— BEGIN Given data —
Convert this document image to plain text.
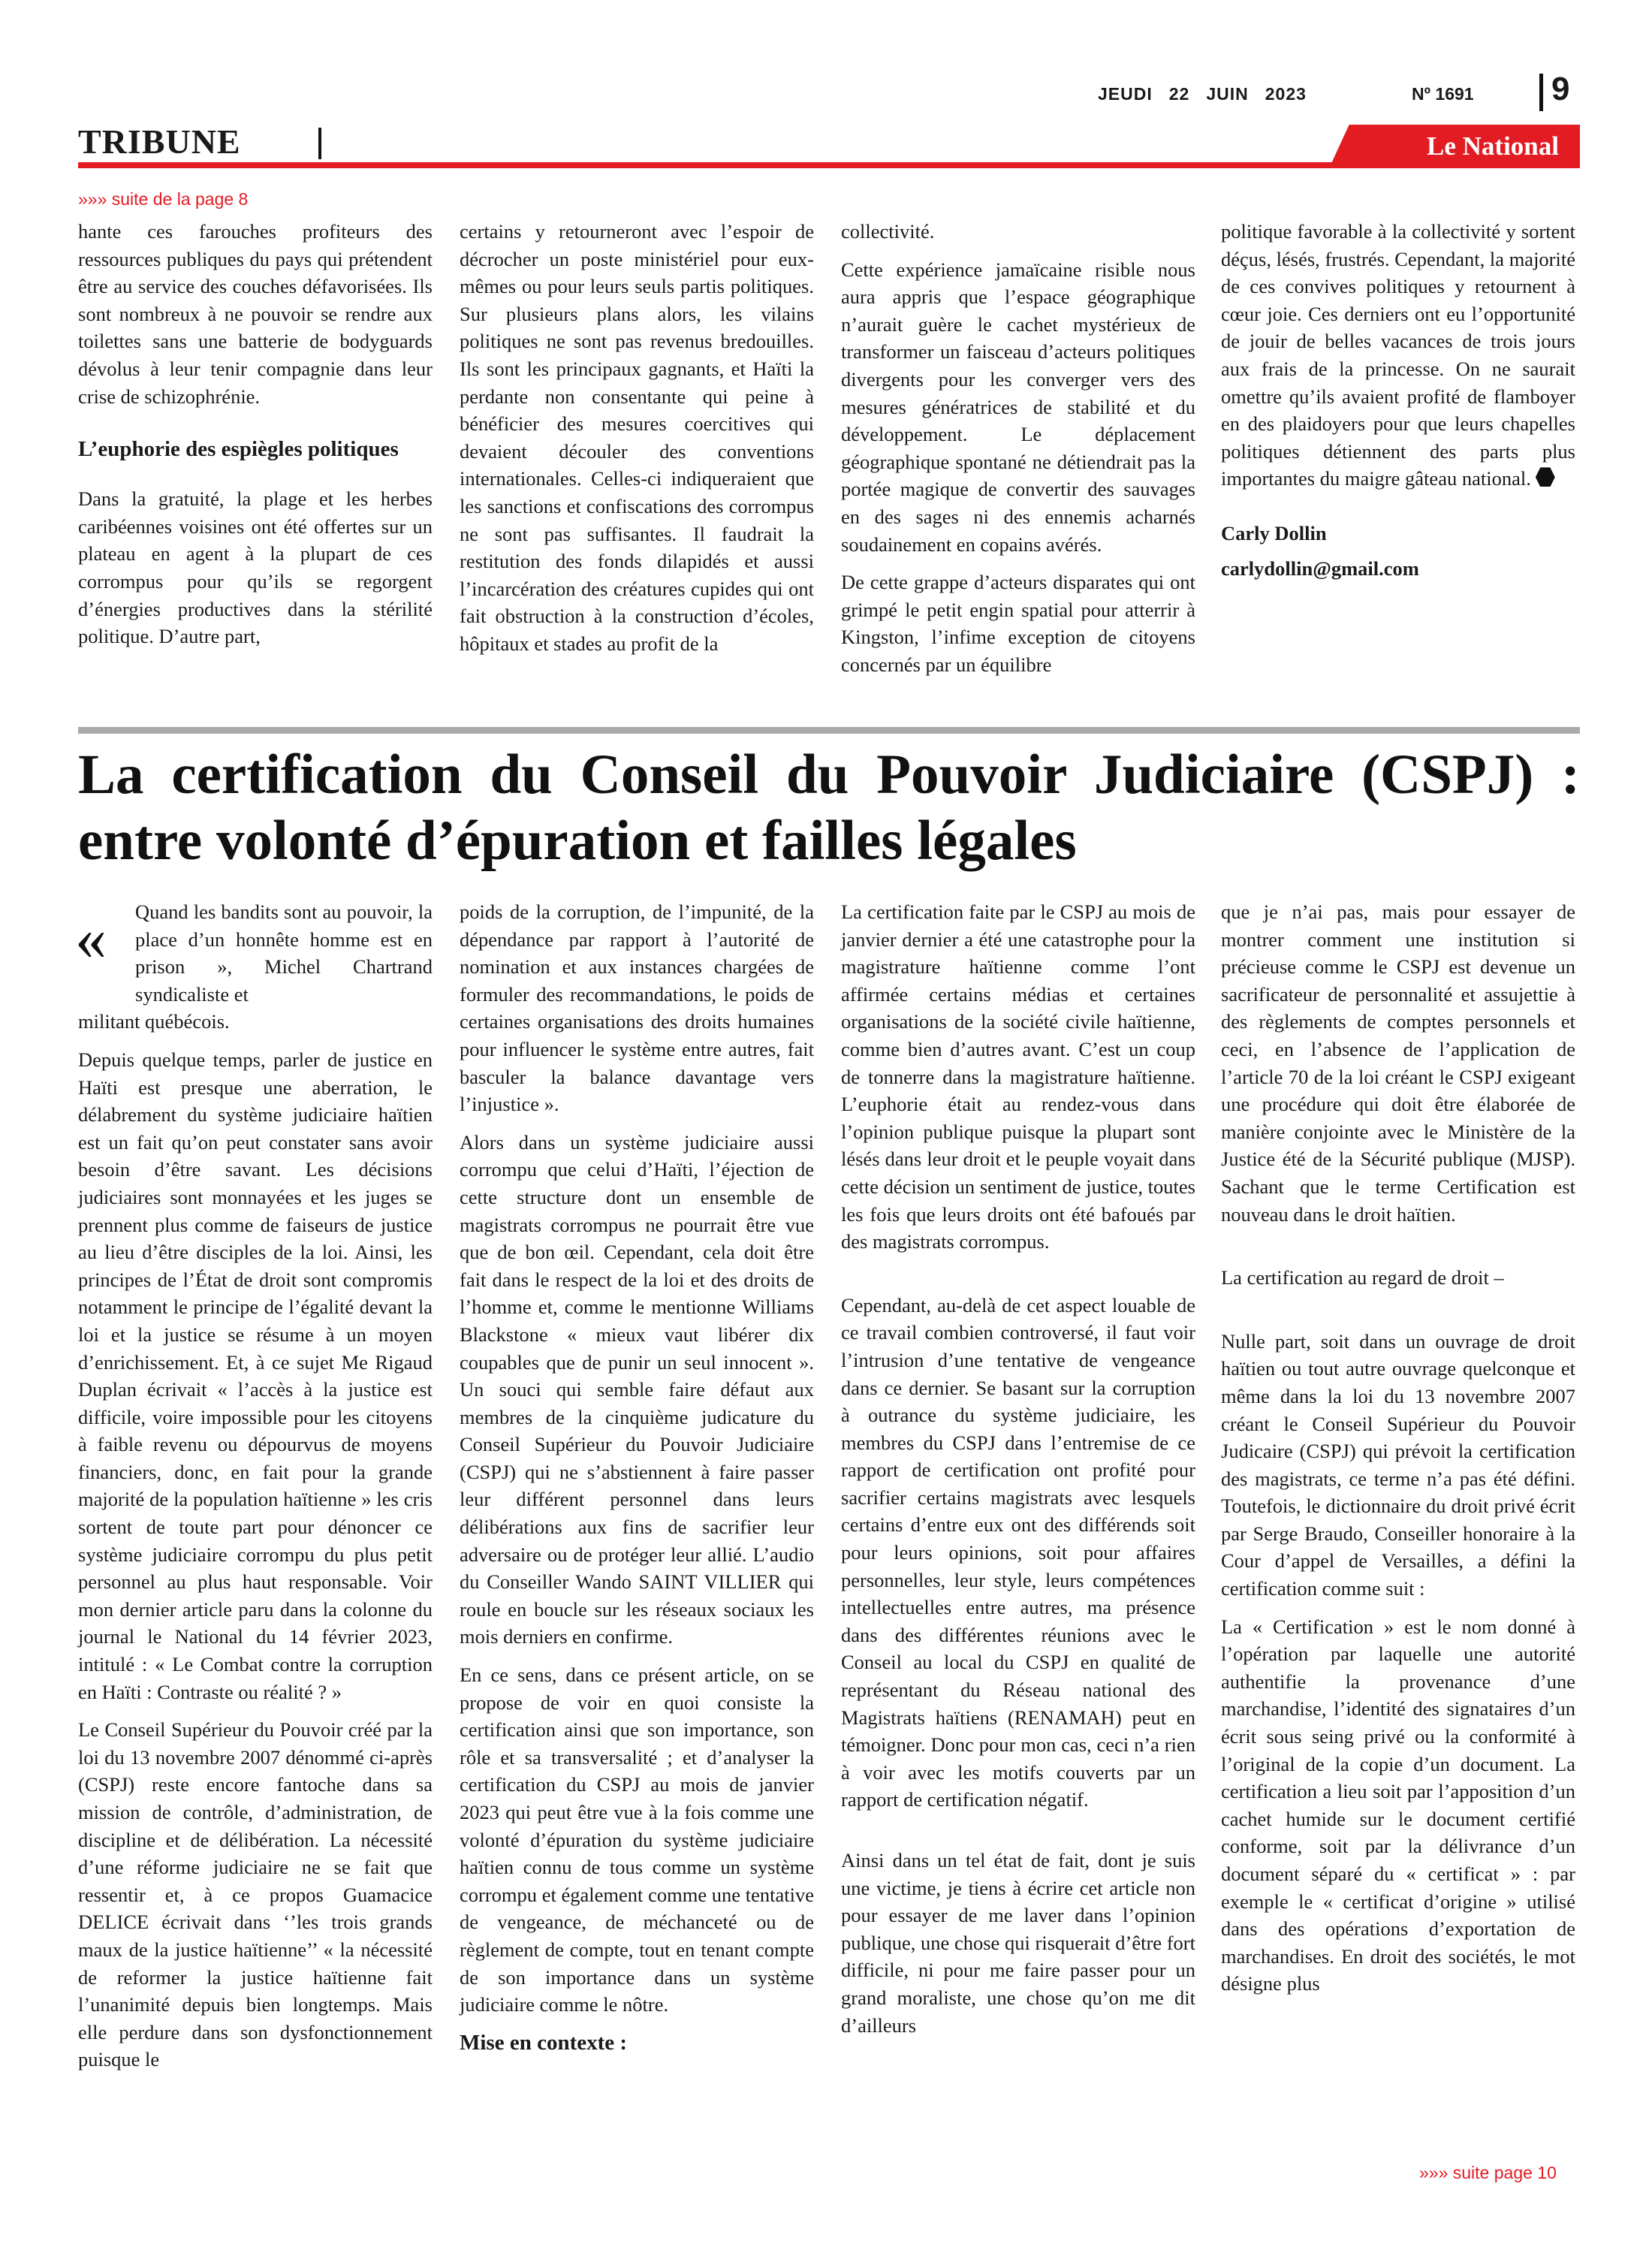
JEUDI 22 JUIN 2023	Nº 1691 9
TRIBUNE	Le National
»»» suite de la page 8

hante ces farouches profiteurs des ressources publiques du pays qui prétendent être au service des couches défavorisées. Ils sont nombreux à ne pouvoir se rendre aux toilettes sans une batterie de bodyguards dévolus à leur tenir compagnie dans leur crise de schizophrénie.

L’euphorie des espiègles politiques

Dans la gratuité, la plage et les herbes caribéennes voisines ont été offertes sur un plateau en agent à la plupart de ces corrompus pour qu’ils se regorgent d’énergies productives dans la stérilité politique. D’autre part,

certains y retourneront avec l’espoir de décrocher un poste ministériel pour eux-mêmes ou pour leurs seuls partis politiques. Sur plusieurs plans alors, les vilains politiques ne sont pas revenus bredouilles. Ils sont les principaux gagnants, et Haïti la perdante non consentante qui peine à bénéficier des mesures coercitives qui devaient découler des conventions internationales. Celles-ci indiqueraient que les sanctions et confiscations des corrompus ne sont pas suffisantes. Il faudrait la restitution des fonds dilapidés et aussi l’incarcération des créatures cupides qui ont fait obstruction à la construction d’écoles, hôpitaux et stades au profit de la

collectivité.

Cette expérience jamaïcaine risible nous aura appris que l’espace géographique n’aurait guère le cachet mystérieux de transformer un faisceau d’acteurs politiques divergents pour les converger vers des mesures génératrices de stabilité et du développement. Le déplacement géographique spontané ne détiendrait pas la portée magique de convertir des sauvages en des sages ni des ennemis acharnés soudainement en copains avérés.

De cette grappe d’acteurs disparates qui ont grimpé le petit engin spatial pour atterrir à Kingston, l’infime exception de citoyens concernés par un équilibre

politique favorable à la collectivité y sortent déçus, lésés, frustrés. Cependant, la majorité de ces convives politiques y retournent à cœur joie. Ces derniers ont eu l’opportunité de jouir de belles vacances de trois jours aux frais de la princesse. On ne saurait omettre qu’ils avaient profité de flamboyer en des plaidoyers pour que leurs chapelles politiques détiennent des parts plus importantes du maigre gâteau national.

Carly Dollin
carlydollin@gmail.com
La certification du Conseil du Pouvoir Judiciaire (CSPJ) : entre volonté d’épuration et failles légales
«	Quand les bandits sont au pouvoir, la place d’un honnête homme est en prison », Michel Chartrand syndicaliste et

militant québécois.

Depuis quelque temps, parler de justice en Haïti est presque une aberration, le délabrement du système judiciaire haïtien est un fait qu’on peut constater sans avoir besoin d’être savant. Les décisions judiciaires sont monnayées et les juges se prennent plus comme de faiseurs de justice au lieu d’être disciples de la loi. Ainsi, les principes de l’État de droit sont compromis notamment le principe de l’égalité devant la loi et la justice se résume à un moyen d’enrichissement. Et, à ce sujet Me Rigaud Duplan écrivait « l’accès à la justice est difficile, voire impossible pour les citoyens à faible revenu ou dépourvus de moyens financiers, donc, en fait pour la grande majorité de la population haïtienne » les cris sortent de toute part pour dénoncer ce système judiciaire corrompu du plus petit personnel au plus haut responsable. Voir mon dernier article paru dans la colonne du journal le National du 14 février 2023, intitulé : « Le Combat contre la corruption en Haïti : Contraste ou réalité ? »

Le Conseil Supérieur du Pouvoir créé par la loi du 13 novembre 2007 dénommé ci-après (CSPJ) reste encore fantoche dans sa mission de contrôle, d’administration, de discipline et de délibération. La nécessité d’une réforme judiciaire ne se fait que ressentir et, à ce propos Guamacice DELICE écrivait dans ‘’les trois grands maux de la justice haïtienne’’ « la nécessité de reformer la justice haïtienne fait l’unanimité depuis bien longtemps. Mais elle perdure dans son dysfonctionnement puisque le

poids de la corruption, de l’impunité, de la dépendance par rapport à l’autorité de nomination et aux instances chargées de formuler des recommandations, le poids de certaines organisations des droits humaines pour influencer le système entre autres, fait basculer la balance davantage vers l’injustice ».

Alors dans un système judiciaire aussi corrompu que celui d’Haïti, l’éjection de cette structure dont un ensemble de magistrats corrompus ne pourrait être vue que de bon œil. Cependant, cela doit être fait dans le respect de la loi et des droits de l’homme et, comme le mentionne Williams Blackstone « mieux vaut libérer dix coupables que de punir un seul innocent ». Un souci qui semble faire défaut aux membres de la cinquième judicature du Conseil Supérieur du Pouvoir Judiciaire (CSPJ) qui ne s’abstiennent à faire passer leur différent personnel dans leurs délibérations aux fins de sacrifier leur adversaire ou de protéger leur allié. L’audio du Conseiller Wando SAINT VILLIER qui roule en boucle sur les réseaux sociaux les mois derniers en confirme.

En ce sens, dans ce présent article, on se propose de voir en quoi consiste la certification ainsi que son importance, son rôle et sa transversalité ; et d’analyser la certification du CSPJ au mois de janvier 2023 qui peut être vue à la fois comme une volonté d’épuration du système judiciaire haïtien connu de tous comme un système corrompu et également comme une tentative de vengeance, de méchanceté ou de règlement de compte, tout en tenant compte de son importance dans un système judiciaire comme le nôtre.

Mise en contexte :

La certification faite par le CSPJ au mois de janvier dernier a été une catastrophe pour la magistrature haïtienne comme l’ont affirmée certains médias et certaines organisations de la société civile haïtienne, comme bien d’autres avant. C’est un coup de tonnerre dans la magistrature haïtienne. L’euphorie était au rendez-vous dans l’opinion publique puisque la plupart sont lésés dans leur droit et le peuple voyait dans cette décision un sentiment de justice, toutes les fois que leurs droits ont été bafoués par des magistrats corrompus.

Cependant, au-delà de cet aspect louable de ce travail combien controversé, il faut voir l’intrusion d’une tentative de vengeance dans ce dernier. Se basant sur la corruption à outrance du système judiciaire, les membres du CSPJ dans l’entremise de ce rapport de certification ont profité pour sacrifier certains magistrats avec lesquels certains d’entre eux ont des différends soit pour leurs opinions, soit pour affaires personnelles, leur style, leurs compétences intellectuelles entre autres, ma présence dans des différentes réunions avec le Conseil au local du CSPJ en qualité de représentant du Réseau national des Magistrats haïtiens (RENAMAH) peut en témoigner. Donc pour mon cas, ceci n’a rien à voir avec les motifs couverts par un rapport de certification négatif.

Ainsi dans un tel état de fait, dont je suis une victime, je tiens à écrire cet article non pour essayer de me laver dans l’opinion publique, une chose qui risquerait d’être fort difficile, ni pour me faire passer pour un grand moraliste, une chose qu’on me dit d’ailleurs

que je n’ai pas, mais pour essayer de montrer comment une institution si précieuse comme le CSPJ est devenue un sacrificateur de personnalité et assujettie à des règlements de comptes personnels et ceci, en l’absence de l’application de l’article 70 de la loi créant le CSPJ exigeant une procédure qui doit être élaborée de manière conjointe avec le Ministère de la Justice été de la Sécurité publique (MJSP). Sachant que le terme Certification est nouveau dans le droit haïtien.

La certification au regard de droit –

Nulle part, soit dans un ouvrage de droit haïtien ou tout autre ouvrage quelconque et même dans la loi du 13 novembre 2007 créant le Conseil Supérieur du Pouvoir Judicaire (CSPJ) qui prévoit la certification des magistrats, ce terme n’a pas été défini. Toutefois, le dictionnaire du droit privé écrit par Serge Braudo, Conseiller honoraire à la Cour d’appel de Versailles, a défini la certification comme suit :

La « Certification » est le nom donné à l’opération par laquelle une autorité authentifie la provenance d’une marchandise, l’identité des signataires d’un écrit sous seing privé ou la conformité à l’original de la copie d’un document. La certification a lieu soit par l’apposition d’un cachet humide sur le document certifié conforme, soit par la délivrance d’un document séparé du « certificat » : par exemple le « certificat d’origine » utilisé dans des opérations d’exportation de marchandises. En droit des sociétés, le mot désigne plus

»»» suite page 10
— END Given data —
Exercise —
Repeat the material above word for word and skip every image in it.

Task result —
Convert this document image to plain text.
JEUDI 22 JUIN 2023	Nº 1691 9
TRIBUNE	Le National
»»» suite de la page 8

hante ces farouches profiteurs des ressources publiques du pays qui prétendent être au service des couches défavorisées. Ils sont nombreux à ne pouvoir se rendre aux toilettes sans une batterie de bodyguards dévolus à leur tenir compagnie dans leur crise de schizophrénie.

L’euphorie des espiègles politiques

Dans la gratuité, la plage et les herbes caribéennes voisines ont été offertes sur un plateau en agent à la plupart de ces corrompus pour qu’ils se regorgent d’énergies productives dans la stérilité politique. D’autre part,

certains y retourneront avec l’espoir de décrocher un poste ministériel pour eux-mêmes ou pour leurs seuls partis politiques. Sur plusieurs plans alors, les vilains politiques ne sont pas revenus bredouilles. Ils sont les principaux gagnants, et Haïti la perdante non consentante qui peine à bénéficier des mesures coercitives qui devaient découler des conventions internationales. Celles-ci indiqueraient que les sanctions et confiscations des corrompus ne sont pas suffisantes. Il faudrait la restitution des fonds dilapidés et aussi l’incarcération des créatures cupides qui ont fait obstruction à la construction d’écoles, hôpitaux et stades au profit de la

collectivité.

Cette expérience jamaïcaine risible nous aura appris que l’espace géographique n’aurait guère le cachet mystérieux de transformer un faisceau d’acteurs politiques divergents pour les converger vers des mesures génératrices de stabilité et du développement. Le déplacement géographique spontané ne détiendrait pas la portée magique de convertir des sauvages en des sages ni des ennemis acharnés soudainement en copains avérés.

De cette grappe d’acteurs disparates qui ont grimpé le petit engin spatial pour atterrir à Kingston, l’infime exception de citoyens concernés par un équilibre

politique favorable à la collectivité y sortent déçus, lésés, frustrés. Cependant, la majorité de ces convives politiques y retournent à cœur joie. Ces derniers ont eu l’opportunité de jouir de belles vacances de trois jours aux frais de la princesse. On ne saurait omettre qu’ils avaient profité de flamboyer en des plaidoyers pour que leurs chapelles politiques détiennent des parts plus importantes du maigre gâteau national.

Carly Dollin
carlydollin@gmail.com
La certification du Conseil du Pouvoir Judiciaire (CSPJ) : entre volonté d’épuration et failles légales
«	Quand les bandits sont au pouvoir, la place d’un honnête homme est en prison », Michel Chartrand syndicaliste et

militant québécois.

Depuis quelque temps, parler de justice en Haïti est presque une aberration, le délabrement du système judiciaire haïtien est un fait qu’on peut constater sans avoir besoin d’être savant. Les décisions judiciaires sont monnayées et les juges se prennent plus comme de faiseurs de justice au lieu d’être disciples de la loi. Ainsi, les principes de l’État de droit sont compromis notamment le principe de l’égalité devant la loi et la justice se résume à un moyen d’enrichissement. Et, à ce sujet Me Rigaud Duplan écrivait « l’accès à la justice est difficile, voire impossible pour les citoyens à faible revenu ou dépourvus de moyens financiers, donc, en fait pour la grande majorité de la population haïtienne » les cris sortent de toute part pour dénoncer ce système judiciaire corrompu du plus petit personnel au plus haut responsable. Voir mon dernier article paru dans la colonne du journal le National du 14 février 2023, intitulé : « Le Combat contre la corruption en Haïti : Contraste ou réalité ? »

Le Conseil Supérieur du Pouvoir créé par la loi du 13 novembre 2007 dénommé ci-après (CSPJ) reste encore fantoche dans sa mission de contrôle, d’administration, de discipline et de délibération. La nécessité d’une réforme judiciaire ne se fait que ressentir et, à ce propos Guamacice DELICE écrivait dans ‘’les trois grands maux de la justice haïtienne’’ « la nécessité de reformer la justice haïtienne fait l’unanimité depuis bien longtemps. Mais elle perdure dans son dysfonctionnement puisque le

poids de la corruption, de l’impunité, de la dépendance par rapport à l’autorité de nomination et aux instances chargées de formuler des recommandations, le poids de certaines organisations des droits humaines pour influencer le système entre autres, fait basculer la balance davantage vers l’injustice ».

Alors dans un système judiciaire aussi corrompu que celui d’Haïti, l’éjection de cette structure dont un ensemble de magistrats corrompus ne pourrait être vue que de bon œil. Cependant, cela doit être fait dans le respect de la loi et des droits de l’homme et, comme le mentionne Williams Blackstone « mieux vaut libérer dix coupables que de punir un seul innocent ». Un souci qui semble faire défaut aux membres de la cinquième judicature du Conseil Supérieur du Pouvoir Judiciaire (CSPJ) qui ne s’abstiennent à faire passer leur différent personnel dans leurs délibérations aux fins de sacrifier leur adversaire ou de protéger leur allié. L’audio du Conseiller Wando SAINT VILLIER qui roule en boucle sur les réseaux sociaux les mois derniers en confirme.

En ce sens, dans ce présent article, on se propose de voir en quoi consiste la certification ainsi que son importance, son rôle et sa transversalité ; et d’analyser la certification du CSPJ au mois de janvier 2023 qui peut être vue à la fois comme une volonté d’épuration du système judiciaire haïtien connu de tous comme un système corrompu et également comme une tentative de vengeance, de méchanceté ou de règlement de compte, tout en tenant compte de son importance dans un système judiciaire comme le nôtre.

Mise en contexte :

La certification faite par le CSPJ au mois de janvier dernier a été une catastrophe pour la magistrature haïtienne comme l’ont affirmée certains médias et certaines organisations de la société civile haïtienne, comme bien d’autres avant. C’est un coup de tonnerre dans la magistrature haïtienne. L’euphorie était au rendez-vous dans l’opinion publique puisque la plupart sont lésés dans leur droit et le peuple voyait dans cette décision un sentiment de justice, toutes les fois que leurs droits ont été bafoués par des magistrats corrompus.

Cependant, au-delà de cet aspect louable de ce travail combien controversé, il faut voir l’intrusion d’une tentative de vengeance dans ce dernier. Se basant sur la corruption à outrance du système judiciaire, les membres du CSPJ dans l’entremise de ce rapport de certification ont profité pour sacrifier certains magistrats avec lesquels certains d’entre eux ont des différends soit pour leurs opinions, soit pour affaires personnelles, leur style, leurs compétences intellectuelles entre autres, ma présence dans des différentes réunions avec le Conseil au local du CSPJ en qualité de représentant du Réseau national des Magistrats haïtiens (RENAMAH) peut en témoigner. Donc pour mon cas, ceci n’a rien à voir avec les motifs couverts par un rapport de certification négatif.

Ainsi dans un tel état de fait, dont je suis une victime, je tiens à écrire cet article non pour essayer de me laver dans l’opinion publique, une chose qui risquerait d’être fort difficile, ni pour me faire passer pour un grand moraliste, une chose qu’on me dit d’ailleurs

que je n’ai pas, mais pour essayer de montrer comment une institution si précieuse comme le CSPJ est devenue un sacrificateur de personnalité et assujettie à des règlements de comptes personnels et ceci, en l’absence de l’application de l’article 70 de la loi créant le CSPJ exigeant une procédure qui doit être élaborée de manière conjointe avec le Ministère de la Justice été de la Sécurité publique (MJSP). Sachant que le terme Certification est nouveau dans le droit haïtien.

La certification au regard de droit –

Nulle part, soit dans un ouvrage de droit haïtien ou tout autre ouvrage quelconque et même dans la loi du 13 novembre 2007 créant le Conseil Supérieur du Pouvoir Judicaire (CSPJ) qui prévoit la certification des magistrats, ce terme n’a pas été défini. Toutefois, le dictionnaire du droit privé écrit par Serge Braudo, Conseiller honoraire à la Cour d’appel de Versailles, a défini la certification comme suit :

La « Certification » est le nom donné à l’opération par laquelle une autorité authentifie la provenance d’une marchandise, l’identité des signataires d’un écrit sous seing privé ou la conformité à l’original de la copie d’un document. La certification a lieu soit par l’apposition d’un cachet humide sur le document certifié conforme, soit par la délivrance d’un document séparé du « certificat » : par exemple le « certificat d’origine » utilisé dans des opérations d’exportation de marchandises. En droit des sociétés, le mot désigne plus

»»» suite page 10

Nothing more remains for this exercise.